Supplied information:

-=-=-=-=-

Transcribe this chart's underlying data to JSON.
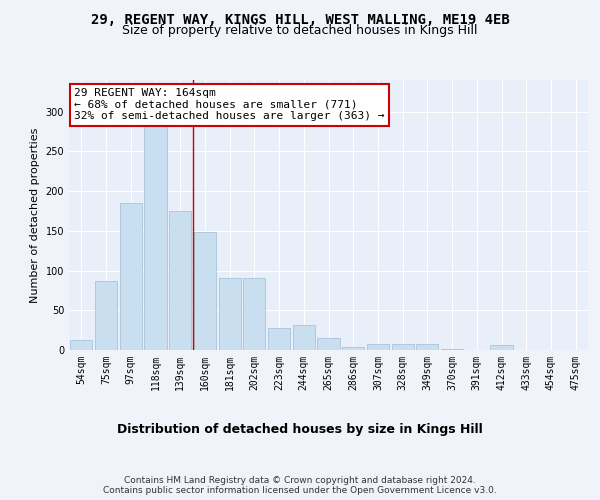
{
  "title1": "29, REGENT WAY, KINGS HILL, WEST MALLING, ME19 4EB",
  "title2": "Size of property relative to detached houses in Kings Hill",
  "xlabel": "Distribution of detached houses by size in Kings Hill",
  "ylabel": "Number of detached properties",
  "categories": [
    "54sqm",
    "75sqm",
    "97sqm",
    "118sqm",
    "139sqm",
    "160sqm",
    "181sqm",
    "202sqm",
    "223sqm",
    "244sqm",
    "265sqm",
    "286sqm",
    "307sqm",
    "328sqm",
    "349sqm",
    "370sqm",
    "391sqm",
    "412sqm",
    "433sqm",
    "454sqm",
    "475sqm"
  ],
  "values": [
    13,
    87,
    185,
    289,
    175,
    148,
    91,
    91,
    28,
    31,
    15,
    4,
    7,
    7,
    7,
    1,
    0,
    6,
    0,
    0,
    0
  ],
  "bar_color": "#c9dff0",
  "bar_edge_color": "#9dbdd8",
  "vline_x": 4.5,
  "vline_color": "#cc0000",
  "annotation_text": "29 REGENT WAY: 164sqm\n← 68% of detached houses are smaller (771)\n32% of semi-detached houses are larger (363) →",
  "annotation_box_color": "#ffffff",
  "annotation_box_edge": "#cc0000",
  "bg_color": "#e8eff8",
  "grid_color": "#ffffff",
  "fig_bg_color": "#f0f4fa",
  "ylim": [
    0,
    340
  ],
  "yticks": [
    0,
    50,
    100,
    150,
    200,
    250,
    300
  ],
  "title1_fontsize": 10,
  "title2_fontsize": 9,
  "xlabel_fontsize": 9,
  "ylabel_fontsize": 8,
  "tick_fontsize": 7,
  "annotation_fontsize": 8,
  "footer_fontsize": 6.5,
  "footer": "Contains HM Land Registry data © Crown copyright and database right 2024.\nContains public sector information licensed under the Open Government Licence v3.0."
}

-=-=-=-=-

Your task:
Scan the material above for the string "ffffff" and return the lines that hold it.

Response for this exercise:
  "annotation_box_color": "#ffffff",
  "grid_color": "#ffffff",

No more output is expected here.